SHORT TASK
Quote the entries that follow exactly, leaving none out.

** Begin AVAILABLE RECORDS **

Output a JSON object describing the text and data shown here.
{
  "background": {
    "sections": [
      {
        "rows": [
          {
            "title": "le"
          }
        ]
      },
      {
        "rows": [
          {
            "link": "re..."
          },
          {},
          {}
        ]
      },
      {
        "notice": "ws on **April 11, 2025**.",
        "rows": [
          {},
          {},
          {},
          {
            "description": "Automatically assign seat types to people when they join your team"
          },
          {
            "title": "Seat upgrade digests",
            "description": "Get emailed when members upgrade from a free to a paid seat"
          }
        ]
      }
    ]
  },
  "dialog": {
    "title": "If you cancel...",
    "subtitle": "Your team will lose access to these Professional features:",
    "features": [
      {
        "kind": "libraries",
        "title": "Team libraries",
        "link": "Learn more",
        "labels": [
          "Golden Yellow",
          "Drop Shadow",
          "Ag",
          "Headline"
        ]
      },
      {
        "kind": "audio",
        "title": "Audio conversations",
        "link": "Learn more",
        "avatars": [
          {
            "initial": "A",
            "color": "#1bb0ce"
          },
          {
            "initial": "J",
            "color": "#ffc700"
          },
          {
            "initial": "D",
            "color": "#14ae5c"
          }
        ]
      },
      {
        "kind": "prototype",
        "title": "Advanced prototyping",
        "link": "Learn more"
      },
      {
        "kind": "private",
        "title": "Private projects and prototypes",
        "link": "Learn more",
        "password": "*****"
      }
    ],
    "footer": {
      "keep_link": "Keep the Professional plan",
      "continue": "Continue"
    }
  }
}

** End AVAILABLE RECORDS **

SOLUTION
Output a JSON object describing the text and data shown here.
{
  "background": {
    "sections": [
      {
        "rows": [
          {
            "title": "le"
          }
        ]
      },
      {
        "rows": [
          {
            "link": "re..."
          },
          {},
          {}
        ]
      },
      {
        "notice": "ws on **April 11, 2025**.",
        "rows": [
          {},
          {},
          {},
          {
            "description": "Automatically assign seat types to people when they join your team"
          },
          {
            "title": "Seat upgrade digests",
            "description": "Get emailed when members upgrade from a free to a paid seat"
          }
        ]
      }
    ]
  },
  "dialog": {
    "title": "If you cancel...",
    "subtitle": "Your team will lose access to these Professional features:",
    "features": [
      {
        "kind": "libraries",
        "title": "Team libraries",
        "link": "Learn more",
        "labels": [
          "Golden Yellow",
          "Drop Shadow",
          "Ag",
          "Headline"
        ]
      },
      {
        "kind": "audio",
        "title": "Audio conversations",
        "link": "Learn more",
        "avatars": [
          {
            "initial": "A",
            "color": "#1bb0ce"
          },
          {
            "initial": "J",
            "color": "#ffc700"
          },
          {
            "initial": "D",
            "color": "#14ae5c"
          }
        ]
      },
      {
        "kind": "prototype",
        "title": "Advanced prototyping",
        "link": "Learn more"
      },
      {
        "kind": "private",
        "title": "Private projects and prototypes",
        "link": "Learn more",
        "password": "*****"
      }
    ],
    "footer": {
      "keep_link": "Keep the Professional plan",
      "continue": "Continue"
    }
  }
}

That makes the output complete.